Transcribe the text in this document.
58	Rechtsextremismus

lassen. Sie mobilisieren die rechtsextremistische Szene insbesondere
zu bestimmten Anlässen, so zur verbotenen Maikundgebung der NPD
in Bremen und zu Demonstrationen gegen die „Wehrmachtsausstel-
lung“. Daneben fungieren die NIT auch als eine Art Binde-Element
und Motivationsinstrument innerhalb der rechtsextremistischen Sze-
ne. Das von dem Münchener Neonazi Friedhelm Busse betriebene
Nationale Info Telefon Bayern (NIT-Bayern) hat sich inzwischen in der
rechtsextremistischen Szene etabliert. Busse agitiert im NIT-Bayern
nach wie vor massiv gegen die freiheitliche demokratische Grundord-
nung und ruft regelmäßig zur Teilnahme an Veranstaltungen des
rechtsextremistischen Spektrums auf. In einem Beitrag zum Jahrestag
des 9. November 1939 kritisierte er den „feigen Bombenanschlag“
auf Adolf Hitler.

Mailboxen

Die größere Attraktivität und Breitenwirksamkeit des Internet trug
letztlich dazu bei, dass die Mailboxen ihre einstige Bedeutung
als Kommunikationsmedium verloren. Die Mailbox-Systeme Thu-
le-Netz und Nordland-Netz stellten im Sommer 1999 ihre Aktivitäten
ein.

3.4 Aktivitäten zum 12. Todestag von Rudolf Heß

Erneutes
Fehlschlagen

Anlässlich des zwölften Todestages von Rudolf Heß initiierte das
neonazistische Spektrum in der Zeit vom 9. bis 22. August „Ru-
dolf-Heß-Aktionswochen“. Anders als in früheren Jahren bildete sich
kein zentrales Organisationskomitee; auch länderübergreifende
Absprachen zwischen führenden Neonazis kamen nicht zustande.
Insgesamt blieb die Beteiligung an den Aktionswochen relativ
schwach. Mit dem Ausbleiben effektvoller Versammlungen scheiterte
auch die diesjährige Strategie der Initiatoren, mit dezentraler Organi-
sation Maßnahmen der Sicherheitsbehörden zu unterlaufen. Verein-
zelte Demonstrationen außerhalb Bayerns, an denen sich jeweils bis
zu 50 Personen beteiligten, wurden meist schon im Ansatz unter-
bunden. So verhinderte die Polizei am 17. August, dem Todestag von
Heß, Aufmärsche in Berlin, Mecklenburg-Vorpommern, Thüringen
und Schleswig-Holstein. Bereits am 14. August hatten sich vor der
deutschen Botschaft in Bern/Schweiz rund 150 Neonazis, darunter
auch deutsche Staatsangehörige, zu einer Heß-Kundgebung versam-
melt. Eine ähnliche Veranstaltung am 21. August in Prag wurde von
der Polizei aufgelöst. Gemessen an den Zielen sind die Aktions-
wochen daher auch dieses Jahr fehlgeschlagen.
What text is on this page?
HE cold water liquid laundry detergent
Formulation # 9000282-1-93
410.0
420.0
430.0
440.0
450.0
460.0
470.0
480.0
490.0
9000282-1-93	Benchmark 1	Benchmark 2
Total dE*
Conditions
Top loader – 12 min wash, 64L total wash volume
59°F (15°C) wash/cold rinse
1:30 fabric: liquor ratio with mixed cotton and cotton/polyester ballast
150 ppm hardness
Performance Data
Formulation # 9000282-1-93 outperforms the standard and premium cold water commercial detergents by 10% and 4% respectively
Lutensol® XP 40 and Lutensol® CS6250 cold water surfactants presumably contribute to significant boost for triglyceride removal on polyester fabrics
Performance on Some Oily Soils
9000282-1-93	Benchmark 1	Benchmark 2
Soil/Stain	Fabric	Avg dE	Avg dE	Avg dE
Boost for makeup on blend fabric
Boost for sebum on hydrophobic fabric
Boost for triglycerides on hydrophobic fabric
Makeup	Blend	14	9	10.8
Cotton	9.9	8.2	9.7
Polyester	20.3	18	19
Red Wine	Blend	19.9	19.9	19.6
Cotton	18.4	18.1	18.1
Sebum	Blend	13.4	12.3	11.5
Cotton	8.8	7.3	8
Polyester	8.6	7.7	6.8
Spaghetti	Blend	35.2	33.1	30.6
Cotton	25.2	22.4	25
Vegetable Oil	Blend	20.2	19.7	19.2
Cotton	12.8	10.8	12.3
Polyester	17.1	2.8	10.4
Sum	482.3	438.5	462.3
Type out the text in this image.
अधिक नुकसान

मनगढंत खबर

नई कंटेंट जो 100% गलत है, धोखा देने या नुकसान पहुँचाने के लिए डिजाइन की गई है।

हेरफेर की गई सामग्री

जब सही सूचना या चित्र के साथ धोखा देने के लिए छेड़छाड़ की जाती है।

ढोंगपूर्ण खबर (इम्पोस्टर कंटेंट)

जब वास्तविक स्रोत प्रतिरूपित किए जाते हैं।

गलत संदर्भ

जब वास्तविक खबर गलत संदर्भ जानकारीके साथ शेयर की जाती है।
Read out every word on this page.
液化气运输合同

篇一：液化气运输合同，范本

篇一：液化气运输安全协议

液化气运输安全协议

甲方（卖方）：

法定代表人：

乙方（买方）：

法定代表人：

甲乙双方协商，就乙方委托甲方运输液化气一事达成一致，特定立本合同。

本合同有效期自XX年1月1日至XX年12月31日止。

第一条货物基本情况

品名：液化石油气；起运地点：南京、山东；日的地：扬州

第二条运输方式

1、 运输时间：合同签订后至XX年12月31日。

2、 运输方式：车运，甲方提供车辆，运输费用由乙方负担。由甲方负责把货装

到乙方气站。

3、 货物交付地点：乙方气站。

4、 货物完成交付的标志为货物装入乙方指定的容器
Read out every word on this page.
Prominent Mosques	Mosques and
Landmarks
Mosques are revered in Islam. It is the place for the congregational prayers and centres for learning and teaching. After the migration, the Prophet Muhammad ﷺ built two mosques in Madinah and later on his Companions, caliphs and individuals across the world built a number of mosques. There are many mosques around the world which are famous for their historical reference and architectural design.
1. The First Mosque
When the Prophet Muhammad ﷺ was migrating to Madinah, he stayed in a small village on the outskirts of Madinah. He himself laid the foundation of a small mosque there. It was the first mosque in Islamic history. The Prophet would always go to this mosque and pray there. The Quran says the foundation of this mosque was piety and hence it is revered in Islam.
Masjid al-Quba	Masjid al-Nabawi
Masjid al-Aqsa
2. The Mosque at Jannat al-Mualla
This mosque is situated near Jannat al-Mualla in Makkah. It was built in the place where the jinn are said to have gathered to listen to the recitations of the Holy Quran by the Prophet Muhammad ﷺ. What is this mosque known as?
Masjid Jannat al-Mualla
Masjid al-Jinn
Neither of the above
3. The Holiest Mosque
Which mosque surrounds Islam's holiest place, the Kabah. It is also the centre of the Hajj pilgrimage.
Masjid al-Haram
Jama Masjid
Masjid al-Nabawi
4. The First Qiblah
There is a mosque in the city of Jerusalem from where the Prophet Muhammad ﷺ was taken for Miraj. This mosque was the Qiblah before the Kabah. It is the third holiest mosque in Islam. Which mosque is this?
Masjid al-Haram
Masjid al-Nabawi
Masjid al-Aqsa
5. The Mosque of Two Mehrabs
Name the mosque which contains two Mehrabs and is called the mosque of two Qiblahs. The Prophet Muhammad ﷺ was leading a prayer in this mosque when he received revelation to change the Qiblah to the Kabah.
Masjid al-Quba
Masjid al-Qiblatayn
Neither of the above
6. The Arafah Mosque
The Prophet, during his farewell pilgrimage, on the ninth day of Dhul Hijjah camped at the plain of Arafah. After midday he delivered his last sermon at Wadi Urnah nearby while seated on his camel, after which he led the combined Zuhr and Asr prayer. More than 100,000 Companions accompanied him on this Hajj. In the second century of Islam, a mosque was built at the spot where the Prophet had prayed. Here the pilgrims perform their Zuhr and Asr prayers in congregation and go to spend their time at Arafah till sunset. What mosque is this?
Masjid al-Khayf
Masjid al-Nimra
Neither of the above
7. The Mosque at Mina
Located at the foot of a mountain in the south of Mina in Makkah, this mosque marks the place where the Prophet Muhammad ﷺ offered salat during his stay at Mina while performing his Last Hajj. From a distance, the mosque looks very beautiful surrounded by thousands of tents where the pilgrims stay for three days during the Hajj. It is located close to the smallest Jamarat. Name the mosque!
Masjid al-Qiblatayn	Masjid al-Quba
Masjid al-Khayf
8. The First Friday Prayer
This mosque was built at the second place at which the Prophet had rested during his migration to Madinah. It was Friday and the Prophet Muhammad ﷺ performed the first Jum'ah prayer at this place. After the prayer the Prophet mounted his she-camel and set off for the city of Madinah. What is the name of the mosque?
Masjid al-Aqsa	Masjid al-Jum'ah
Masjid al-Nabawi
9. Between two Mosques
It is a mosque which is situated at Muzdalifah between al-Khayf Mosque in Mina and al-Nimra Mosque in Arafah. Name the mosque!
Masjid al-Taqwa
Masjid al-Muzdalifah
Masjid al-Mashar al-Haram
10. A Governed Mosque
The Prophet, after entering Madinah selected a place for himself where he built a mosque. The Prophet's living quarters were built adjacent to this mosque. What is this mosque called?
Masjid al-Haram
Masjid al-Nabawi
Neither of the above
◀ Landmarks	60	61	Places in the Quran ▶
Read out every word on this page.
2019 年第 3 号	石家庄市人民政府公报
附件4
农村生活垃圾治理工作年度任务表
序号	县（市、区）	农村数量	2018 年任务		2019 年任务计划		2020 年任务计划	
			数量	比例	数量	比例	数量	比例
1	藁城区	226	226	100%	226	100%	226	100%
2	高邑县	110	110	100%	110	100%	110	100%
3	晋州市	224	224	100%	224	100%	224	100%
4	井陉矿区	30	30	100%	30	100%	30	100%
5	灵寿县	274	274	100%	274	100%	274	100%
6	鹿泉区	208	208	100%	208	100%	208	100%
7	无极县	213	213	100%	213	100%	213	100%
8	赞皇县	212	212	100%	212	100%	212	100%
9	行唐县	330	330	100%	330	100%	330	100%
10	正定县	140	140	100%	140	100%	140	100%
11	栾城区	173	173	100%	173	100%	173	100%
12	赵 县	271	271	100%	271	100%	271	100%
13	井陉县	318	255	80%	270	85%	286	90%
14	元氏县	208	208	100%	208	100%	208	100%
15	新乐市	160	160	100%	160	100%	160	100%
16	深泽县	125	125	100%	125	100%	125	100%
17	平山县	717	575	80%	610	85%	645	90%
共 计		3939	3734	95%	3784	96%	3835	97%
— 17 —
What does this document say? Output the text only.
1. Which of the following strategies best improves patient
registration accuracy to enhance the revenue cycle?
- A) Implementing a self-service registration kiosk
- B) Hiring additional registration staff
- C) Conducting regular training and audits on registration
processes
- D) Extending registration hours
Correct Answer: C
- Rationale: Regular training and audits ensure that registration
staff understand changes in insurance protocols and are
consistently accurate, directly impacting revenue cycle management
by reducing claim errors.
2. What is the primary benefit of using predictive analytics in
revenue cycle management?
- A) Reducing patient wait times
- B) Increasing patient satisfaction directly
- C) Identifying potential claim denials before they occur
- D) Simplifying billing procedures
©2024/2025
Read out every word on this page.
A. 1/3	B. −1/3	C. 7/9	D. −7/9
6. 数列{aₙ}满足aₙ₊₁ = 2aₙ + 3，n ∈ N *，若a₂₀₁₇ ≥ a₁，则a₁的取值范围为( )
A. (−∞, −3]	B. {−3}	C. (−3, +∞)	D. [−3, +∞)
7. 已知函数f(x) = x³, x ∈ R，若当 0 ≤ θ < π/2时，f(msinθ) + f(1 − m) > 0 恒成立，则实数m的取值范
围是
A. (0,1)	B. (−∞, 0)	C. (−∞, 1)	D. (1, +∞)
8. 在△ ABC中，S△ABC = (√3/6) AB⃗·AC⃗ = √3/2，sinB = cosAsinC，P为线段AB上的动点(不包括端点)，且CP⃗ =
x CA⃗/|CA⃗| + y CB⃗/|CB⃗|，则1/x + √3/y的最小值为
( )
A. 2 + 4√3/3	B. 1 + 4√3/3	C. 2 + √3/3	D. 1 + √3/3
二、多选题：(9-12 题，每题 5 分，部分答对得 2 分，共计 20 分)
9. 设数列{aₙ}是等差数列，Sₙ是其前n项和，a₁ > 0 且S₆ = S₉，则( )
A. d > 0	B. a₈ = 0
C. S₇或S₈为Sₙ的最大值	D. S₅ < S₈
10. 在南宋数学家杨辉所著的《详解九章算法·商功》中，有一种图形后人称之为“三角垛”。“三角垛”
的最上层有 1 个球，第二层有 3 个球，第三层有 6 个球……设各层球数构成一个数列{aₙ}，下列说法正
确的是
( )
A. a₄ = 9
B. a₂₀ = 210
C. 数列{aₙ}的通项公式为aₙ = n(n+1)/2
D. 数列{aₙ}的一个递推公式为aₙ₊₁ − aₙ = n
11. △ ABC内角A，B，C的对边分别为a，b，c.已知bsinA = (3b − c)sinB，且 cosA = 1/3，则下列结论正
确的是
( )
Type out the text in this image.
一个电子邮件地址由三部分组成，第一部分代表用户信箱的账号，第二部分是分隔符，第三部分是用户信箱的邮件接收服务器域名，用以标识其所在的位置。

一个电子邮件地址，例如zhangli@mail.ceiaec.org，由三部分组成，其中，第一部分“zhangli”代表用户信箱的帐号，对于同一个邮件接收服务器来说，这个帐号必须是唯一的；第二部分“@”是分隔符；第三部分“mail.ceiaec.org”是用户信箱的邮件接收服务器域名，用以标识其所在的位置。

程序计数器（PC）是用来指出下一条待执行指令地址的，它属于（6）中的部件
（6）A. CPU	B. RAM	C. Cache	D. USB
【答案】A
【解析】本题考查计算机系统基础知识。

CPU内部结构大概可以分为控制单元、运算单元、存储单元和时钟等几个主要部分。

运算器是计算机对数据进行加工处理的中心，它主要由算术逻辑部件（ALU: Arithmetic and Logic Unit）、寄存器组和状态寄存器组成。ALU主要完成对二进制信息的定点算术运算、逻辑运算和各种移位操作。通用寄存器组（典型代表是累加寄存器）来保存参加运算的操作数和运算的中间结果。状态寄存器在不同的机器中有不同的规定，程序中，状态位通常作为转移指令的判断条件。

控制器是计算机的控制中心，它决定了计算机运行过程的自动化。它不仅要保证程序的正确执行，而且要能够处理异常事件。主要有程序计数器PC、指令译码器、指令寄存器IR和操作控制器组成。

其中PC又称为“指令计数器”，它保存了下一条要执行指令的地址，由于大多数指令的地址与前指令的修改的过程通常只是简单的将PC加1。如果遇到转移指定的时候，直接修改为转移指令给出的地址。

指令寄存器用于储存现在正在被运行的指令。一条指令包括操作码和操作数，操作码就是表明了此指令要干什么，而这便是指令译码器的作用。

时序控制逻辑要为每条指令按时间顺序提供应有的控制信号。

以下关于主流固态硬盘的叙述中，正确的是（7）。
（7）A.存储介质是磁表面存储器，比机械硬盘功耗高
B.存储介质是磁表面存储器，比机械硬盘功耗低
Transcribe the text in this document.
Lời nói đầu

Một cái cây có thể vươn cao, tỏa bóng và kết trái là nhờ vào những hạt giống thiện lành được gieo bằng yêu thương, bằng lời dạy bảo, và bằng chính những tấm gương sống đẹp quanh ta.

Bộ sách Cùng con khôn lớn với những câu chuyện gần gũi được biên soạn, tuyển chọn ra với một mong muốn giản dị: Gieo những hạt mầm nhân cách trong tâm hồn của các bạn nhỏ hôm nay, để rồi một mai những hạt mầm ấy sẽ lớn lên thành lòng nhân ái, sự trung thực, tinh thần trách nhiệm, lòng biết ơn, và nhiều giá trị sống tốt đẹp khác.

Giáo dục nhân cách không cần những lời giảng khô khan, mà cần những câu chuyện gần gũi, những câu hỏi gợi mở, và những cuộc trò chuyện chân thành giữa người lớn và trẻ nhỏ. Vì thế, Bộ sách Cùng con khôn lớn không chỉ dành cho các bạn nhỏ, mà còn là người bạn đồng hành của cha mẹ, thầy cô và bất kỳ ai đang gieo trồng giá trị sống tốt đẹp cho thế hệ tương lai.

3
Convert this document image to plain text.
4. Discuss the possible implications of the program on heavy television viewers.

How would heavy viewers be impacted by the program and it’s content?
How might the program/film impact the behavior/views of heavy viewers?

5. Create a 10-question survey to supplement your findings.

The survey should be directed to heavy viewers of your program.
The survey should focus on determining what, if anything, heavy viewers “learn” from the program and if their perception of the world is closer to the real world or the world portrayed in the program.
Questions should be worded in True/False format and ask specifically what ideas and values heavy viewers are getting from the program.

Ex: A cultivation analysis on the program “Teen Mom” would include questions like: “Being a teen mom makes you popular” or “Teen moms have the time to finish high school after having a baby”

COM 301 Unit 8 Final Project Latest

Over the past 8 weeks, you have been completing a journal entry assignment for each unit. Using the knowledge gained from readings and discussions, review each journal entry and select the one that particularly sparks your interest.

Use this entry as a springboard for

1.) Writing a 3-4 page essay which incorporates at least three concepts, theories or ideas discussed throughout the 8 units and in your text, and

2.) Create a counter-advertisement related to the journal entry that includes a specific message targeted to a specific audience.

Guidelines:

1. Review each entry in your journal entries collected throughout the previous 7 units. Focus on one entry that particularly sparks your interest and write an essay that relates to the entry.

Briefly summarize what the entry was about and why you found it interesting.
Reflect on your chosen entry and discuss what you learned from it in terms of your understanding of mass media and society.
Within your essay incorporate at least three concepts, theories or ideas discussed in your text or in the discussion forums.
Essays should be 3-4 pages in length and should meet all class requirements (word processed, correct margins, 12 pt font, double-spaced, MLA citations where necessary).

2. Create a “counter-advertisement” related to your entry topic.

Exercise prompt
Look above for lines with the word "registration" and copy them all.

Correct response
registration accuracy to enhance the revenue cycle?
- A) Implementing a self-service registration kiosk
- B) Hiring additional registration staff
- C) Conducting regular training and audits on registration
- D) Extending registration hours
- Rationale: Regular training and audits ensure that registration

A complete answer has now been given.